━━━ SOURCE RECORDS ━━━

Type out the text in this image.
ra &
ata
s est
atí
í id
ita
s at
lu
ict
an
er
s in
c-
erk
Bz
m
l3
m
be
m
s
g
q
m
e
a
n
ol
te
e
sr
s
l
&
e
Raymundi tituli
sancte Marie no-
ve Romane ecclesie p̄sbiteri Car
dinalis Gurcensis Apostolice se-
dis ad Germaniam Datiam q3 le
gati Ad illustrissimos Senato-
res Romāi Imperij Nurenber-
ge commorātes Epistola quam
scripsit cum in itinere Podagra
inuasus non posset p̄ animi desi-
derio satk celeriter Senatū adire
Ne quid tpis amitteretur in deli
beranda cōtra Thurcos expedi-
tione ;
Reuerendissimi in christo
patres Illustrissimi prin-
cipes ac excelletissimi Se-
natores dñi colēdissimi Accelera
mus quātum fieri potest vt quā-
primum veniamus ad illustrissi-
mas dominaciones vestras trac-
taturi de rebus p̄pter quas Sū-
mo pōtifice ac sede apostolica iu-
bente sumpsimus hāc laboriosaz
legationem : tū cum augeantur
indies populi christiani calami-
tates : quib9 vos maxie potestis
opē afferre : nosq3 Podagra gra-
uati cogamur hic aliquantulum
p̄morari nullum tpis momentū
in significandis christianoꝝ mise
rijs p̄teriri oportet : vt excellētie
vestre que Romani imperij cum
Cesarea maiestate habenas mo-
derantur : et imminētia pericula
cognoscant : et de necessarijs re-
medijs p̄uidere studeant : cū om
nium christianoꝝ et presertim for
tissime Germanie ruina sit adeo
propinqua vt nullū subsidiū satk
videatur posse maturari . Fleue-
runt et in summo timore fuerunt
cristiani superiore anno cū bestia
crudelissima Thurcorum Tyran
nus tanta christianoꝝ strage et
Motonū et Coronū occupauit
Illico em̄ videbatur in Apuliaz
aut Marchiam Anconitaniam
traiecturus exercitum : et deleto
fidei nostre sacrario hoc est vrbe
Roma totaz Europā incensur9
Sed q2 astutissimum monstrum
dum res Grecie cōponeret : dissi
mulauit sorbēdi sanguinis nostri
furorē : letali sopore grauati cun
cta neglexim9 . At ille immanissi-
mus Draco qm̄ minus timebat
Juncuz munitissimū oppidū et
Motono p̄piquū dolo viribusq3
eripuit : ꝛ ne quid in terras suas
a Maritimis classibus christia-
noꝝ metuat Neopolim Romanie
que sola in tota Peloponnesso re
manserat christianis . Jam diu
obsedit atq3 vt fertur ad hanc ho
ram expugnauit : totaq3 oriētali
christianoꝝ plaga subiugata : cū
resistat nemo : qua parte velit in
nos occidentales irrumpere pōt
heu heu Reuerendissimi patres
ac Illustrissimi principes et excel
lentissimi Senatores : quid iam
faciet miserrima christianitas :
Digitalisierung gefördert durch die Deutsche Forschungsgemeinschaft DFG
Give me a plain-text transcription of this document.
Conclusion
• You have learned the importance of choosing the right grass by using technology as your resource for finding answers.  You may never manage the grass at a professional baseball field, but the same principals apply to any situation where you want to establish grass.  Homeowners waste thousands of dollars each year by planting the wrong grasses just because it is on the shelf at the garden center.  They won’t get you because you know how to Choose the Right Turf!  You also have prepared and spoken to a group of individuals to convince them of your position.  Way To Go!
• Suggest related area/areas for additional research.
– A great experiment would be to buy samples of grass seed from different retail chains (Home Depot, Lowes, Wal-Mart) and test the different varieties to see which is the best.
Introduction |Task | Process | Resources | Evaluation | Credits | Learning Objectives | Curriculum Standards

━━━

PROBLEM TO WORK ON: Please repeat the material above, word for word and in full.

ANSWER TO THE EXERCISE:
Type out the text in this image.
ra &
ata
s est
atí
í id
ita
s at
lu
ict
an
er
s in
c-
erk
Bz
m
l3
m
be
m
s
g
q
m
e
a
n
ol
te
e
sr
s
l
&
e
Raymundi tituli
sancte Marie no-
ve Romane ecclesie p̄sbiteri Car
dinalis Gurcensis Apostolice se-
dis ad Germaniam Datiam q3 le
gati Ad illustrissimos Senato-
res Romāi Imperij Nurenber-
ge commorātes Epistola quam
scripsit cum in itinere Podagra
inuasus non posset p̄ animi desi-
derio satk celeriter Senatū adire
Ne quid tpis amitteretur in deli
beranda cōtra Thurcos expedi-
tione ;
Reuerendissimi in christo
patres Illustrissimi prin-
cipes ac excelletissimi Se-
natores dñi colēdissimi Accelera
mus quātum fieri potest vt quā-
primum veniamus ad illustrissi-
mas dominaciones vestras trac-
taturi de rebus p̄pter quas Sū-
mo pōtifice ac sede apostolica iu-
bente sumpsimus hāc laboriosaz
legationem : tū cum augeantur
indies populi christiani calami-
tates : quib9 vos maxie potestis
opē afferre : nosq3 Podagra gra-
uati cogamur hic aliquantulum
p̄morari nullum tpis momentū
in significandis christianoꝝ mise
rijs p̄teriri oportet : vt excellētie
vestre que Romani imperij cum
Cesarea maiestate habenas mo-
derantur : et imminētia pericula
cognoscant : et de necessarijs re-
medijs p̄uidere studeant : cū om
nium christianoꝝ et presertim for
tissime Germanie ruina sit adeo
propinqua vt nullū subsidiū satk
videatur posse maturari . Fleue-
runt et in summo timore fuerunt
cristiani superiore anno cū bestia
crudelissima Thurcorum Tyran
nus tanta christianoꝝ strage et
Motonū et Coronū occupauit
Illico em̄ videbatur in Apuliaz
aut Marchiam Anconitaniam
traiecturus exercitum : et deleto
fidei nostre sacrario hoc est vrbe
Roma totaz Europā incensur9
Sed q2 astutissimum monstrum
dum res Grecie cōponeret : dissi
mulauit sorbēdi sanguinis nostri
furorē : letali sopore grauati cun
cta neglexim9 . At ille immanissi-
mus Draco qm̄ minus timebat
Juncuz munitissimū oppidū et
Motono p̄piquū dolo viribusq3
eripuit : ꝛ ne quid in terras suas
a Maritimis classibus christia-
noꝝ metuat Neopolim Romanie
que sola in tota Peloponnesso re
manserat christianis . Jam diu
obsedit atq3 vt fertur ad hanc ho
ram expugnauit : totaq3 oriētali
christianoꝝ plaga subiugata : cū
resistat nemo : qua parte velit in
nos occidentales irrumpere pōt
heu heu Reuerendissimi patres
ac Illustrissimi principes et excel
lentissimi Senatores : quid iam
faciet miserrima christianitas :
Digitalisierung gefördert durch die Deutsche Forschungsgemeinschaft DFG
Give me a plain-text transcription of this document.
Conclusion
• You have learned the importance of choosing the right grass by using technology as your resource for finding answers.  You may never manage the grass at a professional baseball field, but the same principals apply to any situation where you want to establish grass.  Homeowners waste thousands of dollars each year by planting the wrong grasses just because it is on the shelf at the garden center.  They won’t get you because you know how to Choose the Right Turf!  You also have prepared and spoken to a group of individuals to convince them of your position.  Way To Go!
• Suggest related area/areas for additional research.
– A great experiment would be to buy samples of grass seed from different retail chains (Home Depot, Lowes, Wal-Mart) and test the different varieties to see which is the best.
Introduction |Task | Process | Resources | Evaluation | Credits | Learning Objectives | Curriculum Standards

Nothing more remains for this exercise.